(Figure collection entries)

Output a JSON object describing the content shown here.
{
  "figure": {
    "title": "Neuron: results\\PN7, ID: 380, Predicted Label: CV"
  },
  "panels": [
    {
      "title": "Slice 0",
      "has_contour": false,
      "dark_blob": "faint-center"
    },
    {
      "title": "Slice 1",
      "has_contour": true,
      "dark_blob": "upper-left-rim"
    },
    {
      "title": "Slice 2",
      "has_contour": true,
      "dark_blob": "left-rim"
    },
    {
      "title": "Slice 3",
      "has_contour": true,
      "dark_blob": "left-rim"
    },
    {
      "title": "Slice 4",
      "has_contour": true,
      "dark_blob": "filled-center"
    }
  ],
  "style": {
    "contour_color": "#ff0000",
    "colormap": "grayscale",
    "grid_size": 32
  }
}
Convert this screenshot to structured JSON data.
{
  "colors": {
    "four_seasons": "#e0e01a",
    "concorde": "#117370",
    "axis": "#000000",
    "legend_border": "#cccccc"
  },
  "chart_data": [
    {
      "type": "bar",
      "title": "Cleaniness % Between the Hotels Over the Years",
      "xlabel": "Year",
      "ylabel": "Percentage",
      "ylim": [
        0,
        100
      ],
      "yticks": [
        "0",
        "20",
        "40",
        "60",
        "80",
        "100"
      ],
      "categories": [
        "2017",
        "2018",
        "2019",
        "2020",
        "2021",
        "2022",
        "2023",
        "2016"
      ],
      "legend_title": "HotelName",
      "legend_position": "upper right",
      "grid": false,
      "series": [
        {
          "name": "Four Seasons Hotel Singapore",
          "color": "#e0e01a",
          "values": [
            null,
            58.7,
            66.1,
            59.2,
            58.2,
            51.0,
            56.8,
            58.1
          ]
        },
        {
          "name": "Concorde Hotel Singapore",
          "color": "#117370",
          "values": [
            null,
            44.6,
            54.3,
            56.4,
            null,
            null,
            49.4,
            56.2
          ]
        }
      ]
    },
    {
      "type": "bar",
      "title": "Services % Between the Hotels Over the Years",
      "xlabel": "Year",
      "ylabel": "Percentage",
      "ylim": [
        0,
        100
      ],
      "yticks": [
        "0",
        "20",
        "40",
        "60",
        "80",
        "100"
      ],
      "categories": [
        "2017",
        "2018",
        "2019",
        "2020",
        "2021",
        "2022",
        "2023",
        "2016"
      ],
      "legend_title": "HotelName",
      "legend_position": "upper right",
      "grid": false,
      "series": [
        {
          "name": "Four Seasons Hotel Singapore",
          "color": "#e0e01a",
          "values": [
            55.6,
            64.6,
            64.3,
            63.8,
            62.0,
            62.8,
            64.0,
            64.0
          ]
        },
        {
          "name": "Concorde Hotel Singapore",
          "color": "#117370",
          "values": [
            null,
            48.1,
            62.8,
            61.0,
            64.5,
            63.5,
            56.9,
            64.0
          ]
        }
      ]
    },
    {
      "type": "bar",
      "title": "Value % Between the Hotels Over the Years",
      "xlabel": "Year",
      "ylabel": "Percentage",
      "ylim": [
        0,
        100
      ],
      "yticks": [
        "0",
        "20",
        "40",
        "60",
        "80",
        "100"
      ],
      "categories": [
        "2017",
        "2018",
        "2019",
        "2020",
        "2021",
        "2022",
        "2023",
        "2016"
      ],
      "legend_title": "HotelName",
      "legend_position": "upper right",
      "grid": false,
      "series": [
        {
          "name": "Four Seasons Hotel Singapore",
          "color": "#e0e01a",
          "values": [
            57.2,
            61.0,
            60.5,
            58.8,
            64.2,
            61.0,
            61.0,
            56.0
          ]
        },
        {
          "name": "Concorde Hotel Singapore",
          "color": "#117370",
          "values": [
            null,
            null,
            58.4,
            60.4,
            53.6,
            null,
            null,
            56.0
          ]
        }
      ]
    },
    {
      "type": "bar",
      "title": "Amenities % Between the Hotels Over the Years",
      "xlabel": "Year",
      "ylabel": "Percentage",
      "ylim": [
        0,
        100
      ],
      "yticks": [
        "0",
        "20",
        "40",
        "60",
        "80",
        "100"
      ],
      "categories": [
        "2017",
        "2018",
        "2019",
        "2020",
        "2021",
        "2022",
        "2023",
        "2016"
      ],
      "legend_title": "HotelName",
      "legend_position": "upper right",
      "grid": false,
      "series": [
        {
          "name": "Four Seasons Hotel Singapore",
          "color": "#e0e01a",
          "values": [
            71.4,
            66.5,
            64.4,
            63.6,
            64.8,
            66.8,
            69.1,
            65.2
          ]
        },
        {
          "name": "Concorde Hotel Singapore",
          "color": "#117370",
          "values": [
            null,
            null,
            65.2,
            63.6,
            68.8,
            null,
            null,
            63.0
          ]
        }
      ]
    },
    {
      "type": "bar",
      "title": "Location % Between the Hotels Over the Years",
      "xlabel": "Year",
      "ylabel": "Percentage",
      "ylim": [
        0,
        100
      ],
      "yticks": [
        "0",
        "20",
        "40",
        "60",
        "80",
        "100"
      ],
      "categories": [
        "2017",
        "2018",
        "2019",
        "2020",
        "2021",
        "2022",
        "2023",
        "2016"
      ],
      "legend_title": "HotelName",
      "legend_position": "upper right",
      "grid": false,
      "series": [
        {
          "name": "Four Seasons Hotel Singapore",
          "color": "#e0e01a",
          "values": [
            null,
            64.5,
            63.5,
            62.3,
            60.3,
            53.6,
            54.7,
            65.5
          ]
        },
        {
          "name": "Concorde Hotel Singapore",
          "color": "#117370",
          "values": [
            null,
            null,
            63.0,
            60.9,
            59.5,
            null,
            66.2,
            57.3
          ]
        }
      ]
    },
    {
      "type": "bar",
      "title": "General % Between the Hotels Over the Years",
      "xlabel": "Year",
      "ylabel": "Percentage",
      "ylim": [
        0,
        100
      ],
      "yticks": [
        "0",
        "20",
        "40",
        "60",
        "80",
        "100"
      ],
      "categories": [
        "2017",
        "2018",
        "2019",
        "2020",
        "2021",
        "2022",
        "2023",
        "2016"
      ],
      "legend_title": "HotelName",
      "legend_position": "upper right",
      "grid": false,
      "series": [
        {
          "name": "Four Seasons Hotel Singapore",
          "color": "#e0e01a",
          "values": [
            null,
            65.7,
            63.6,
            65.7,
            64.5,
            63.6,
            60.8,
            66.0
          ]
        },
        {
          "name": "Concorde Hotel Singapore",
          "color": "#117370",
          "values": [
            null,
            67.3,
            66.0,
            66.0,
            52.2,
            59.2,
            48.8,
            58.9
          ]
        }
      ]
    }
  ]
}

• STATED GOAL
Looking at the material above, count the lines containing the string "Slice" and reply with the count alone.

• EXERCISE RESULT
5